WRITTEN PROBLEM
Report, as a bare number, how many lines of the material below contain the word "njemačku".

— begin —

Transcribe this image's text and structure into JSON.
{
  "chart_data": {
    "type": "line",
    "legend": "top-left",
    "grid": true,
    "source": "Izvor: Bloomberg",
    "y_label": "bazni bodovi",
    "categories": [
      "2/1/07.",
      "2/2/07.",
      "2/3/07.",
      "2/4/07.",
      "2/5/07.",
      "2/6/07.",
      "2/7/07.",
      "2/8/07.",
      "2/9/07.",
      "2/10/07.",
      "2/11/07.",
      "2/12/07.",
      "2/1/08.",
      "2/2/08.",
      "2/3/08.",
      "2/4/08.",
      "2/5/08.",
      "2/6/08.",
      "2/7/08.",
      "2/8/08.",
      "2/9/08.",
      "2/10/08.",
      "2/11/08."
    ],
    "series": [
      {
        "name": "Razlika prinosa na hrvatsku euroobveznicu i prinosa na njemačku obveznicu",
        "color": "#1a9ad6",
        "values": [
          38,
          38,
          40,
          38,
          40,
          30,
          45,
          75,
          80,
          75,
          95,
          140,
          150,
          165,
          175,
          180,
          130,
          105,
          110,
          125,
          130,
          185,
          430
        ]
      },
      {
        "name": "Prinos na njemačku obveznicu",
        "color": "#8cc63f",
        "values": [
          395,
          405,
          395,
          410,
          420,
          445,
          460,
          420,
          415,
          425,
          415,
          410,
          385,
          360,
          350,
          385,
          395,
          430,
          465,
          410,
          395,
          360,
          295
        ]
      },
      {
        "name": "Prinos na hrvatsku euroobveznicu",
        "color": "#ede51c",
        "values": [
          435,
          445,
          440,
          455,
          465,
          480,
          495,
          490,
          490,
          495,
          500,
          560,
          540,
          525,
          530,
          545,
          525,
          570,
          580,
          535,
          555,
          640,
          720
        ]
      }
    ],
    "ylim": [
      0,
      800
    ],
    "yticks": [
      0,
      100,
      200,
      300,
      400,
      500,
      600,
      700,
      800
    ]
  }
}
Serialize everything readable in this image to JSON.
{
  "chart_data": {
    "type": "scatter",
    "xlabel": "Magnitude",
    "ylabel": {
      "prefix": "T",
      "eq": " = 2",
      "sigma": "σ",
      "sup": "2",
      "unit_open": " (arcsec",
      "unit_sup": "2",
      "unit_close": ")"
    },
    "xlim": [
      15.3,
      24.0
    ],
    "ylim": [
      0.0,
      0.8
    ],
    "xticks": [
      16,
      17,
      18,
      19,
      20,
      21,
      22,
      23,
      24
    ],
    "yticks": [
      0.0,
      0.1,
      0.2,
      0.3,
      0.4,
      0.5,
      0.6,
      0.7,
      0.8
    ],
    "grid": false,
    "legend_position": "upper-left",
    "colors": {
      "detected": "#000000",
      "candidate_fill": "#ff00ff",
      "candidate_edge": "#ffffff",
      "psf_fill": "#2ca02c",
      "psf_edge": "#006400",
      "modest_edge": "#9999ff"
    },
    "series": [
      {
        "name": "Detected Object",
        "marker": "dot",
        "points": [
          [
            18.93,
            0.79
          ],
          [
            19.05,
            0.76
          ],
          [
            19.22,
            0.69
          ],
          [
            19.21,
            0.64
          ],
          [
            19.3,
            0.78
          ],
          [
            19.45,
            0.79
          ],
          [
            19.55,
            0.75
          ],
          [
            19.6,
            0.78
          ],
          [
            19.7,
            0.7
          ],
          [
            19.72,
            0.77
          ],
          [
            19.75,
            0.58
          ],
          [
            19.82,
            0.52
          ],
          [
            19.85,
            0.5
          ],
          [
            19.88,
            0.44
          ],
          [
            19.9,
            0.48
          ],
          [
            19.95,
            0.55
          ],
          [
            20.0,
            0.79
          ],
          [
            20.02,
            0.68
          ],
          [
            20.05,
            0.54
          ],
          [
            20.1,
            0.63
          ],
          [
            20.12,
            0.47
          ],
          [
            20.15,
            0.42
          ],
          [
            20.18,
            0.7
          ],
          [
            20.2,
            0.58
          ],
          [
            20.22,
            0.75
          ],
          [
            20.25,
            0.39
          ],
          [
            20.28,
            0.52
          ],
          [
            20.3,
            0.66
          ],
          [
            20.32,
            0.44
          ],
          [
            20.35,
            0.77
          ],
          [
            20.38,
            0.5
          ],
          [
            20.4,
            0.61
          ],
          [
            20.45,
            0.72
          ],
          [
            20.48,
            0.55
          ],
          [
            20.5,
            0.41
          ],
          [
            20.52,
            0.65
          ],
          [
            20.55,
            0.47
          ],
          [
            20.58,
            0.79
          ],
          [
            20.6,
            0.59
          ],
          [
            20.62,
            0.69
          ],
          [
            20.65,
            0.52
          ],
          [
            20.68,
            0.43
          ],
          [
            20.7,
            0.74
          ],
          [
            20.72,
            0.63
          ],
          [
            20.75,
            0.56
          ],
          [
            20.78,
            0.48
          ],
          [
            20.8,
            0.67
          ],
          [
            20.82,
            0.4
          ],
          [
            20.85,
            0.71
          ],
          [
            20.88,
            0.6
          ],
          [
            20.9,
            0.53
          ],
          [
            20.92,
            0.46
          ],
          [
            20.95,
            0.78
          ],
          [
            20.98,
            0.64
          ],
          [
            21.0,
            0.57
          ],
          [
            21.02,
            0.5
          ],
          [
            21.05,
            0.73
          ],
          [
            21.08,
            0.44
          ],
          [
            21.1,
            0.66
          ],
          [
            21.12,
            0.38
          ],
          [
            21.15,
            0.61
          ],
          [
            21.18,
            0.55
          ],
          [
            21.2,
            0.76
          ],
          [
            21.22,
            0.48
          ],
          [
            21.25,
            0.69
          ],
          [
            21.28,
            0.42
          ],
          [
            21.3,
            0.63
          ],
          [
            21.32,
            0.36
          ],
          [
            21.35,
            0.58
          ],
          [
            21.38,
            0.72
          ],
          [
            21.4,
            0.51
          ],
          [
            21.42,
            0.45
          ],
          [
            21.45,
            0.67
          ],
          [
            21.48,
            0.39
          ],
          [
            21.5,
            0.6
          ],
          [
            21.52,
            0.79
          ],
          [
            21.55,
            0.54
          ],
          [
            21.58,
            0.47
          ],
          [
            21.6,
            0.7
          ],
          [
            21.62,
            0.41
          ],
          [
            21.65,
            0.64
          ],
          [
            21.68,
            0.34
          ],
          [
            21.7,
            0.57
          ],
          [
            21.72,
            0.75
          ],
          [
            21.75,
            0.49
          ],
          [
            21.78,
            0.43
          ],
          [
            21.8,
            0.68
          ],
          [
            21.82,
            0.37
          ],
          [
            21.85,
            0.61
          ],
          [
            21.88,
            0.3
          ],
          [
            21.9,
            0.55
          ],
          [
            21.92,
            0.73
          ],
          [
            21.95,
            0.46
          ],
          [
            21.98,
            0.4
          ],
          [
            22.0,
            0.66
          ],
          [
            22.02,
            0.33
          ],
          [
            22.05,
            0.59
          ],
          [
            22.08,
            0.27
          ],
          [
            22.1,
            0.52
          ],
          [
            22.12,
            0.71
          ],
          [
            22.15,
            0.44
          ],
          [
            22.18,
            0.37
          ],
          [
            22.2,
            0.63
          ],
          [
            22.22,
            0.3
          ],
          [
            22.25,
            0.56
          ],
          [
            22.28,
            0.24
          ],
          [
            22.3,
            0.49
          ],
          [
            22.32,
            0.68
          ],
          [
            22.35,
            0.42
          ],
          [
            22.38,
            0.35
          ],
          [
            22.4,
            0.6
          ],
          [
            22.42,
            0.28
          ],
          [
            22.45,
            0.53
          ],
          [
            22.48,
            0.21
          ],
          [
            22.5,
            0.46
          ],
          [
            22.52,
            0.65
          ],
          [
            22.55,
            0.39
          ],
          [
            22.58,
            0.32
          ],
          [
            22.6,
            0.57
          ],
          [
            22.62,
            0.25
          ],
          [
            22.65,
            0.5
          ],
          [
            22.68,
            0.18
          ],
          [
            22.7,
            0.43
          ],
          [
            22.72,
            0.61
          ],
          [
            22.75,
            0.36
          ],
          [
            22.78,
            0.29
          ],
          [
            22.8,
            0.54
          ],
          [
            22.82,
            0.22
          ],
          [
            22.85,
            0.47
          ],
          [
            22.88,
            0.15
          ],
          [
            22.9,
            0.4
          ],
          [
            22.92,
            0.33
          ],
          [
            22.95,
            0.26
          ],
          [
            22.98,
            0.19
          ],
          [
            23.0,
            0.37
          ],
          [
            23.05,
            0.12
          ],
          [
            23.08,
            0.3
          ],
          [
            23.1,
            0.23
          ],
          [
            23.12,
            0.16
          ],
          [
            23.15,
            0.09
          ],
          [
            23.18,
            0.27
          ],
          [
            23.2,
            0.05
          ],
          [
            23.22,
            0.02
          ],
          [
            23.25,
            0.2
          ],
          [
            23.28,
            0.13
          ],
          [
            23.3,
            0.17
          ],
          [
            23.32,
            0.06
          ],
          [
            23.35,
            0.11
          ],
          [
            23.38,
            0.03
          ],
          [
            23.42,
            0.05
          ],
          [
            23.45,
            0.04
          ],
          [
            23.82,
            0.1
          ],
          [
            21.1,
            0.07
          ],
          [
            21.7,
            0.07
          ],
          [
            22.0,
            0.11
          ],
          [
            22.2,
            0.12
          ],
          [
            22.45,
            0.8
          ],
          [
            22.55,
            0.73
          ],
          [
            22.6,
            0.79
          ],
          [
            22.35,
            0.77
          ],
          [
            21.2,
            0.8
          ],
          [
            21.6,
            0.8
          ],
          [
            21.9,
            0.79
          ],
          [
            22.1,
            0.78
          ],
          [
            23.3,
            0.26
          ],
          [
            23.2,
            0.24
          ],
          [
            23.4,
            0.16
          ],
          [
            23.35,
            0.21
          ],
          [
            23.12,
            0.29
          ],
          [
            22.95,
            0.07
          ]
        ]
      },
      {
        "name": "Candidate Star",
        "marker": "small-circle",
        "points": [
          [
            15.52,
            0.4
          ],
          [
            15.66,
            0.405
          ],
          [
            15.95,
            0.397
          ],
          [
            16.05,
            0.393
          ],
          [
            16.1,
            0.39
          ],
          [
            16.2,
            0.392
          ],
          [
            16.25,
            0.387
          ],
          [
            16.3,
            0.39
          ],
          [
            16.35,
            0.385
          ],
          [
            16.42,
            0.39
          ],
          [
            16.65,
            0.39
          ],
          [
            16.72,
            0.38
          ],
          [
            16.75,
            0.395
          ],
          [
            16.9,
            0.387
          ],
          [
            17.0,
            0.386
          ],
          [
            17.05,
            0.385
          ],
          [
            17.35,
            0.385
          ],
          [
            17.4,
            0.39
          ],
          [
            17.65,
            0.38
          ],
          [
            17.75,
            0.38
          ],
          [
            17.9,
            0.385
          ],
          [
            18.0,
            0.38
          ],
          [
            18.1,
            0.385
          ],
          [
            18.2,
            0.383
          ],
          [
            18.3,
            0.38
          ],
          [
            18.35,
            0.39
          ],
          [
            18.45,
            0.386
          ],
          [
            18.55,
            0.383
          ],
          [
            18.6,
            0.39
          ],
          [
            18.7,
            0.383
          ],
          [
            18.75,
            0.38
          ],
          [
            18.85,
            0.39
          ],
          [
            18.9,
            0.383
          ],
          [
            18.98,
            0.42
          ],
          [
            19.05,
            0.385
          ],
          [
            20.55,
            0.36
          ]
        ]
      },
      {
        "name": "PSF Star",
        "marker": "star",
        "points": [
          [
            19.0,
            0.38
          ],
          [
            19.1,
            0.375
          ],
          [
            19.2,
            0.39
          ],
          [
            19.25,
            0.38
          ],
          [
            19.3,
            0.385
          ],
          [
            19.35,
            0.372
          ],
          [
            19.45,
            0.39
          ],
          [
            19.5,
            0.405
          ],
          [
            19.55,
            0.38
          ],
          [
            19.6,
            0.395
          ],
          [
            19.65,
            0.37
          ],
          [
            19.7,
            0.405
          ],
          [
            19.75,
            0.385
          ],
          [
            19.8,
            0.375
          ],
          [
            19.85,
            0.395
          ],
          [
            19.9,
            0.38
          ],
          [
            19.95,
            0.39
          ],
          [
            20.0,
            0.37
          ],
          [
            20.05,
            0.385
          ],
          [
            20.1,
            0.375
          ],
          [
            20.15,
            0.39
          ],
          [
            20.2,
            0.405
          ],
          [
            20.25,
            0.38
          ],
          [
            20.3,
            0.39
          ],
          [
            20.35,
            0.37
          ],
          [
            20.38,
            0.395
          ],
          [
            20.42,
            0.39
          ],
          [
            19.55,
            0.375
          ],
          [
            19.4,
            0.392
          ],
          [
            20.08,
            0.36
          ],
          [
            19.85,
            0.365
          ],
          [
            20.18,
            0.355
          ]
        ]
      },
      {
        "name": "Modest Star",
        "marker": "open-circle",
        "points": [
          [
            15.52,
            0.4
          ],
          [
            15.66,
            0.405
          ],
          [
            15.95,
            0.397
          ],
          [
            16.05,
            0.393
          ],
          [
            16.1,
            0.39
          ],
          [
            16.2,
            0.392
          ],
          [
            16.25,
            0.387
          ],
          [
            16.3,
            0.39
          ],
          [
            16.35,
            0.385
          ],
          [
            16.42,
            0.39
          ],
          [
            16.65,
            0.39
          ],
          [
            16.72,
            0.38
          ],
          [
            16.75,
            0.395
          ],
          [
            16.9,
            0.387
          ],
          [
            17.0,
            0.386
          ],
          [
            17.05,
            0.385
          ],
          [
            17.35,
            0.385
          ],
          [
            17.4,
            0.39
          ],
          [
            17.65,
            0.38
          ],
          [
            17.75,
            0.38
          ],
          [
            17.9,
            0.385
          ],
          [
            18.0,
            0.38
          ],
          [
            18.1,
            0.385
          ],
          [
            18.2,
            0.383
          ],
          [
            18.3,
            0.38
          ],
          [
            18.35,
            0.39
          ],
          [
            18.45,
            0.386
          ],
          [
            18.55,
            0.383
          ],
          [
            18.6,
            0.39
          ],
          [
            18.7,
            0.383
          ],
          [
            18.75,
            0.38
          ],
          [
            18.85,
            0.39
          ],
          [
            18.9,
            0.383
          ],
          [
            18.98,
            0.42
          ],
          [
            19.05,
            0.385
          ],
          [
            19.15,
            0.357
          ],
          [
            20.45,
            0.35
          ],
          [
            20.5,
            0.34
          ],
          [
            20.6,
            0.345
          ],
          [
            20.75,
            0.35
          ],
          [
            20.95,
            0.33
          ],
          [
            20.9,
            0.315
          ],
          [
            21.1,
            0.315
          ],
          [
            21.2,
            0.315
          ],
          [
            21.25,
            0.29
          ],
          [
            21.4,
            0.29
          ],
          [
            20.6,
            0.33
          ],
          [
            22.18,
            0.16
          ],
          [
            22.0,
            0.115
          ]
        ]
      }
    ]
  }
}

— end —

WORKED SOLUTION
2